# Work instructions
Take the material below and retype it in full; pictures are left out.
━━━━━━━━━━━━━━━━━━━━
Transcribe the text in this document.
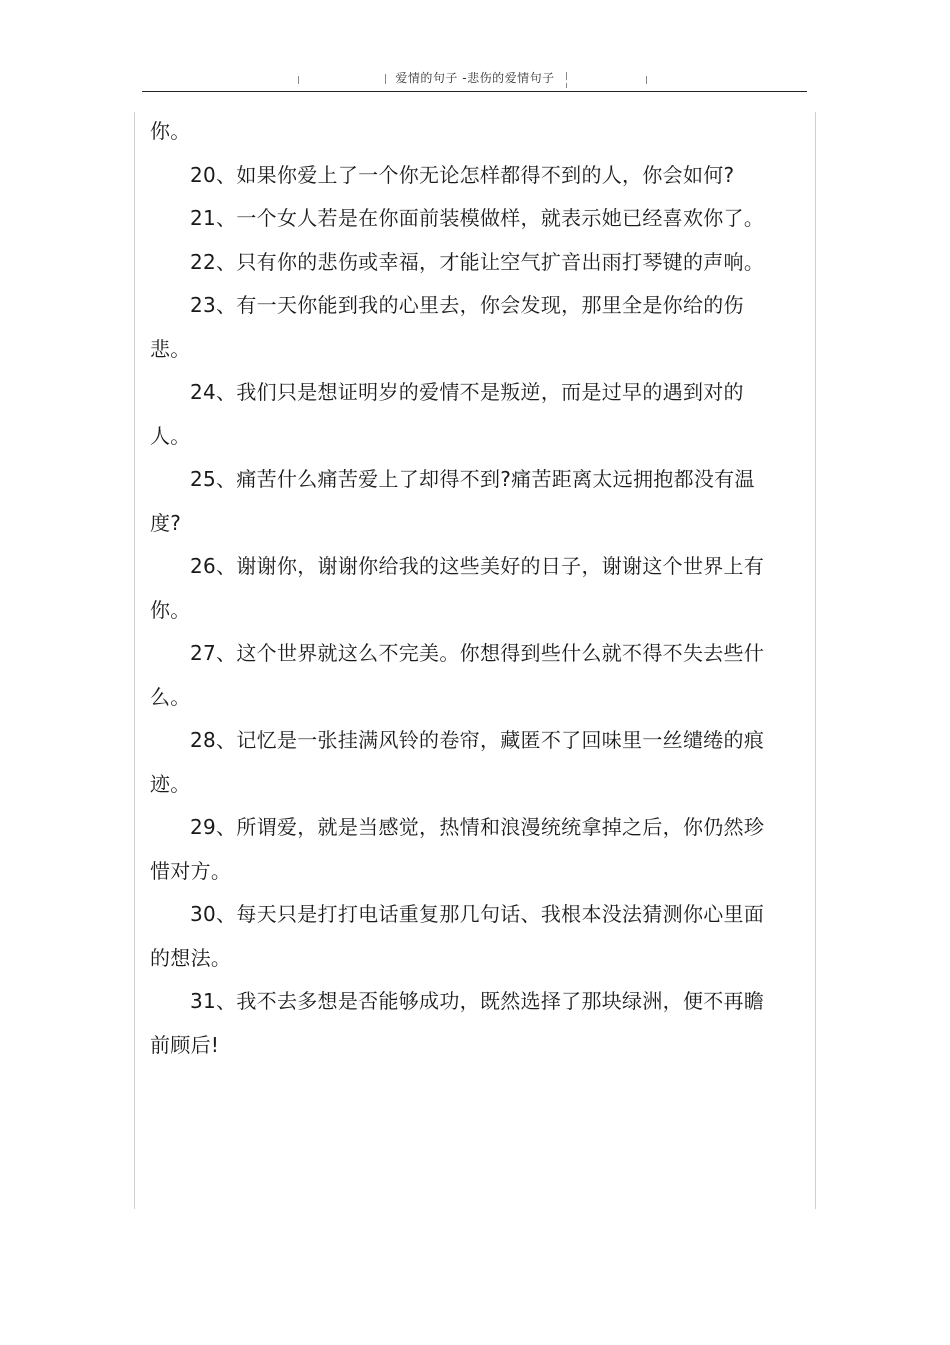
爱情的句子 -悲伤的爱情句子

你。

20、如果你爱上了一个你无论怎样都得不到的人，你会如何?

21、一个女人若是在你面前装模做样，就表示她已经喜欢你了。

22、只有你的悲伤或幸福，才能让空气扩音出雨打琴键的声响。

23、有一天你能到我的心里去，你会发现，那里全是你给的伤悲。

24、我们只是想证明岁的爱情不是叛逆，而是过早的遇到对的人。

25、痛苦什么痛苦爱上了却得不到?痛苦距离太远拥抱都没有温度?

26、谢谢你，谢谢你给我的这些美好的日子，谢谢这个世界上有你。

27、这个世界就这么不完美。你想得到些什么就不得不失去些什么。

28、记忆是一张挂满风铃的卷帘，藏匿不了回味里一丝缱绻的痕迹。

29、所谓爱，就是当感觉，热情和浪漫统统拿掉之后，你仍然珍惜对方。

30、每天只是打打电话重复那几句话、我根本没法猜测你心里面的想法。

31、我不去多想是否能够成功，既然选择了那块绿洲，便不再瞻前顾后!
━━━━━━━━━━━━━━━━━━━━
# Result for this task
Transcribe the text in this document.
爱情的句子 -悲伤的爱情句子

你。

20、如果你爱上了一个你无论怎样都得不到的人，你会如何?

21、一个女人若是在你面前装模做样，就表示她已经喜欢你了。

22、只有你的悲伤或幸福，才能让空气扩音出雨打琴键的声响。

23、有一天你能到我的心里去，你会发现，那里全是你给的伤悲。

24、我们只是想证明岁的爱情不是叛逆，而是过早的遇到对的人。

25、痛苦什么痛苦爱上了却得不到?痛苦距离太远拥抱都没有温度?

26、谢谢你，谢谢你给我的这些美好的日子，谢谢这个世界上有你。

27、这个世界就这么不完美。你想得到些什么就不得不失去些什么。

28、记忆是一张挂满风铃的卷帘，藏匿不了回味里一丝缱绻的痕迹。

29、所谓爱，就是当感觉，热情和浪漫统统拿掉之后，你仍然珍惜对方。

30、每天只是打打电话重复那几句话、我根本没法猜测你心里面的想法。

31、我不去多想是否能够成功，既然选择了那块绿洲，便不再瞻前顾后!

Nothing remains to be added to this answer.